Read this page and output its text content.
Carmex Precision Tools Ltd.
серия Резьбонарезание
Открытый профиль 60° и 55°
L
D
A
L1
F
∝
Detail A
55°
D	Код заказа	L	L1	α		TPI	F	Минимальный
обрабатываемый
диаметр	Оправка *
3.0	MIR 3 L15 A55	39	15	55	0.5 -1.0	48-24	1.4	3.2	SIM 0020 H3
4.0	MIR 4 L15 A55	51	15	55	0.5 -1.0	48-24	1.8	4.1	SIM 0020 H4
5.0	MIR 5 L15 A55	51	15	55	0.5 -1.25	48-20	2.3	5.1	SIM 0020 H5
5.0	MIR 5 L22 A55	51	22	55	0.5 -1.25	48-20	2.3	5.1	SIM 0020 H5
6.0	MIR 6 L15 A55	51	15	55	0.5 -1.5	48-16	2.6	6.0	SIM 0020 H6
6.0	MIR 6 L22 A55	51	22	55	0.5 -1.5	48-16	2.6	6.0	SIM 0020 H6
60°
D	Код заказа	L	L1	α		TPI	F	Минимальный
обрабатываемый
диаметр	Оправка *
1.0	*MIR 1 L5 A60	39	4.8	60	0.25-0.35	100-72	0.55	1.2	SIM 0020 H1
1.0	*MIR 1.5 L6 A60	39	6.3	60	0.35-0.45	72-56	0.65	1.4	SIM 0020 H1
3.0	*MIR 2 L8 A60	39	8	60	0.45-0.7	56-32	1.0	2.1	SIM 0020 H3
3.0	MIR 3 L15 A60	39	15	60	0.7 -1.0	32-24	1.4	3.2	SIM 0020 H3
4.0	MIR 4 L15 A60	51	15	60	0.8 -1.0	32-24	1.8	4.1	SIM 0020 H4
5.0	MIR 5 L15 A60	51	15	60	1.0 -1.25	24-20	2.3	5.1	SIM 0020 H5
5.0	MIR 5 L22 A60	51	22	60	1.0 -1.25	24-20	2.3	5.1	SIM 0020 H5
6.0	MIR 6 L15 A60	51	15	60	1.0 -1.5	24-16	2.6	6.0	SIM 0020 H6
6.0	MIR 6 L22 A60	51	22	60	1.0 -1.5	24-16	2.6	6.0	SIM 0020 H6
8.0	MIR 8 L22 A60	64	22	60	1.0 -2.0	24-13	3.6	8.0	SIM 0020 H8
--
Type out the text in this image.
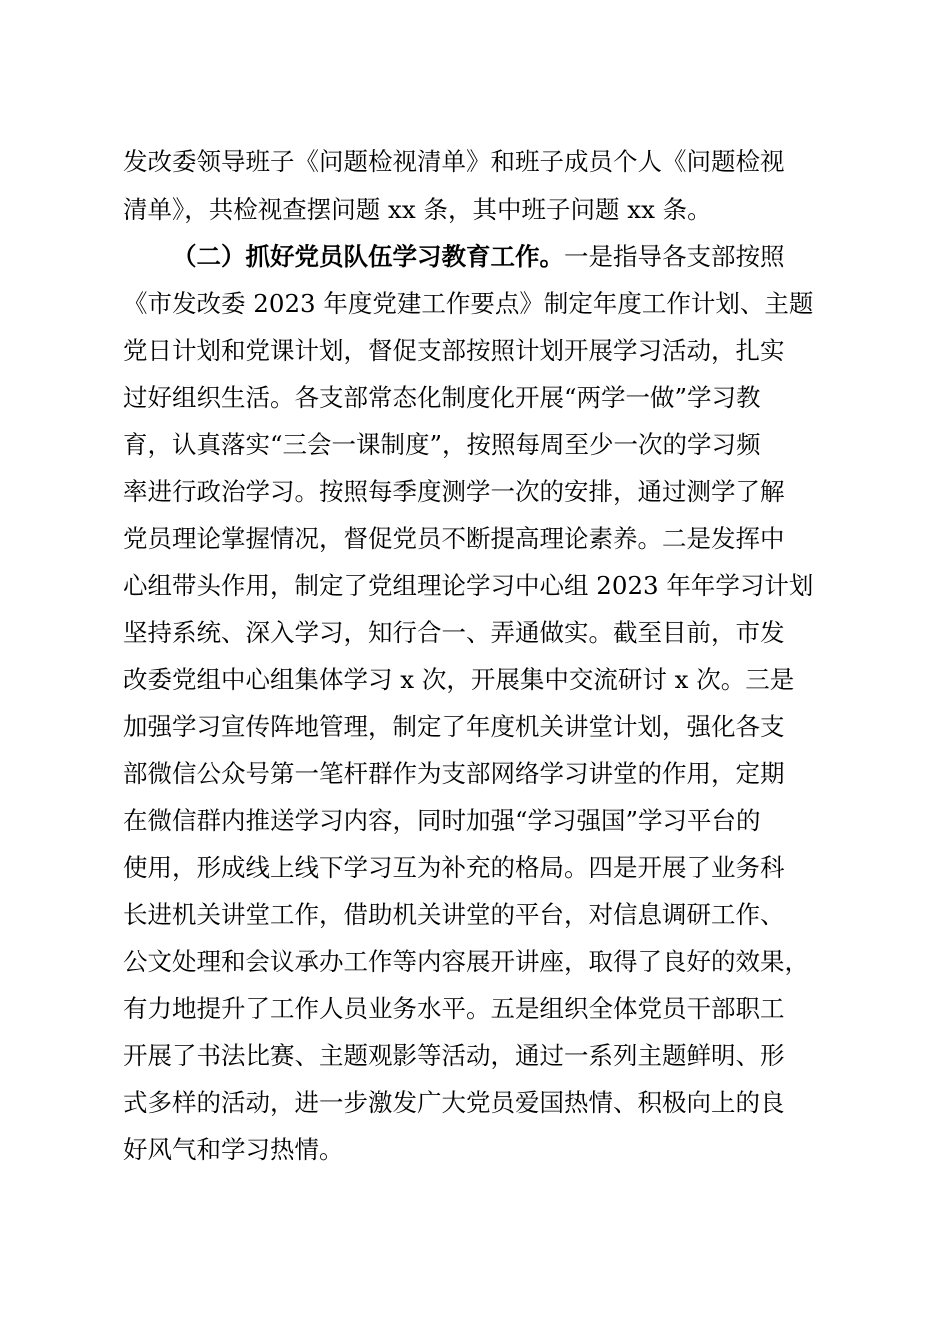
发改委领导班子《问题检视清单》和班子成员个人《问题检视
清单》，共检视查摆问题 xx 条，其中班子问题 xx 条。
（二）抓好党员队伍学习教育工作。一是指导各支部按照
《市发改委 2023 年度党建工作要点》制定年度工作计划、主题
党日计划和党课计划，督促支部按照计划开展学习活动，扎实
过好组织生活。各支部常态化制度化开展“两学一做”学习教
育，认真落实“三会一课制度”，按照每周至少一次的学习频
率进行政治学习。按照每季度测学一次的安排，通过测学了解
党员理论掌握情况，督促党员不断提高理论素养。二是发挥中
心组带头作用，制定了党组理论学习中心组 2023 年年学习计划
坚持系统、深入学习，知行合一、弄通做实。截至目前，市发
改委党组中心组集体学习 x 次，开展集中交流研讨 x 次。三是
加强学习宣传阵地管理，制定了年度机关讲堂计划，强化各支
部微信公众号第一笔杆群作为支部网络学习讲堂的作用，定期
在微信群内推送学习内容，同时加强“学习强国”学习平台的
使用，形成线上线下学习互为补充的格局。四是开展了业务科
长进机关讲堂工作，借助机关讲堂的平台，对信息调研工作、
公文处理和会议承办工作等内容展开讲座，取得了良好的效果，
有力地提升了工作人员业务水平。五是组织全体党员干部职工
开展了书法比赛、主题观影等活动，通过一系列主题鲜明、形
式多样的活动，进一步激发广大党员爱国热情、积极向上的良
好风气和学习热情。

> **PROBLEM TO SOLVE**
Provide only the count of lines in the data above that include the string "text".

> **TASK OUTPUT**
2